GOAL
Find each line in the following listing that has the string "Expenses", then state the count and nothing else.

== == ==

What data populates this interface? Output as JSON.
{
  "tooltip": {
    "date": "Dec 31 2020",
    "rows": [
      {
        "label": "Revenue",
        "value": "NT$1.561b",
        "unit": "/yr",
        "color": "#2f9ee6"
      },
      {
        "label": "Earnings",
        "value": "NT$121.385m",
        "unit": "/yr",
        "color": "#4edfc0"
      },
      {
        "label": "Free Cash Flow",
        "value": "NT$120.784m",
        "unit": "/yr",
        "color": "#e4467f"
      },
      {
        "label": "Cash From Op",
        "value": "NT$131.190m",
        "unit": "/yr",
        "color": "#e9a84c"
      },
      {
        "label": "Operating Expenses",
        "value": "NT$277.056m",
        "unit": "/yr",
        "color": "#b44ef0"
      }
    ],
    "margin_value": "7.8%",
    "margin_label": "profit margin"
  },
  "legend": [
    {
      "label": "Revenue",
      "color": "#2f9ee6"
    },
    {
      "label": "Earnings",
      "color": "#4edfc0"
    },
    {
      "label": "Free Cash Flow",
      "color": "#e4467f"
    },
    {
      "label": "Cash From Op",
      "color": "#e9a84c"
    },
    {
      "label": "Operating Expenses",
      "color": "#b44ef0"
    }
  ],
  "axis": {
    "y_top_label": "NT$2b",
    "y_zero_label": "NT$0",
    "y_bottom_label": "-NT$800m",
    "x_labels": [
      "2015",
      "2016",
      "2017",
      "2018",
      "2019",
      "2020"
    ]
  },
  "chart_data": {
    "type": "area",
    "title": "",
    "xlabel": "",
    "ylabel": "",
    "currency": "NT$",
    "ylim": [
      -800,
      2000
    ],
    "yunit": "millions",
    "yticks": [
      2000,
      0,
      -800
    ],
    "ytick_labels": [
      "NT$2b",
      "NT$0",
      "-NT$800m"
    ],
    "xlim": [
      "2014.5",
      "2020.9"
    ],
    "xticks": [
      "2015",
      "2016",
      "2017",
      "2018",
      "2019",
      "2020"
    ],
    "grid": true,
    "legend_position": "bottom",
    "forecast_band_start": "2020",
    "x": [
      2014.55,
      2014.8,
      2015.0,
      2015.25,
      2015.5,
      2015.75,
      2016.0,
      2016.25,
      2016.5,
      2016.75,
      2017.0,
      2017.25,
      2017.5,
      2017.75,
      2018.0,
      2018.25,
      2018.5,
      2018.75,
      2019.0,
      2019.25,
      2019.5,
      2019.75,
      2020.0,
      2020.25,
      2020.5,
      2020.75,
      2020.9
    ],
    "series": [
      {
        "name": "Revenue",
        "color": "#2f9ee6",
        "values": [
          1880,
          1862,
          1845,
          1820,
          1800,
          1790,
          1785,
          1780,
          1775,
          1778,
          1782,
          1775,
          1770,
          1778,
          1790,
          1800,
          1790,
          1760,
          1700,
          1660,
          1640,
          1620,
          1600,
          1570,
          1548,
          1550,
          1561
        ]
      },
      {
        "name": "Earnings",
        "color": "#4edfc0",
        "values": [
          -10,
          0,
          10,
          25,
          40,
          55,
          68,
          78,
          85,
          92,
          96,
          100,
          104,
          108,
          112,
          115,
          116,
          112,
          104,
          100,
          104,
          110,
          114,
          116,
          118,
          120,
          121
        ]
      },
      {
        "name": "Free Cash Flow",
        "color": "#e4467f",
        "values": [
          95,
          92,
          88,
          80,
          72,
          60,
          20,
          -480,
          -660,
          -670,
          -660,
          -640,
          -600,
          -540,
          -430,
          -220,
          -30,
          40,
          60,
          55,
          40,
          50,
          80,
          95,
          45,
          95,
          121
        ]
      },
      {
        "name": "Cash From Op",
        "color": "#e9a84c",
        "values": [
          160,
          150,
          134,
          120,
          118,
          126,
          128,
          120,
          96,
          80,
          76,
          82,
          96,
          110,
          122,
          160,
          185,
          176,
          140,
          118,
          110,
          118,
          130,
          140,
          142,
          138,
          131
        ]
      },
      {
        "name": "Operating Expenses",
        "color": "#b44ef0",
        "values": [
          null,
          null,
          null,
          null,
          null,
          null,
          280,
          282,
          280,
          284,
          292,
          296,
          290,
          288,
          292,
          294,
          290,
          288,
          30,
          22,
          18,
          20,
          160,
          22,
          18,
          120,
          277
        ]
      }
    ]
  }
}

== == ==

ANSWER TO THE EXERCISE
3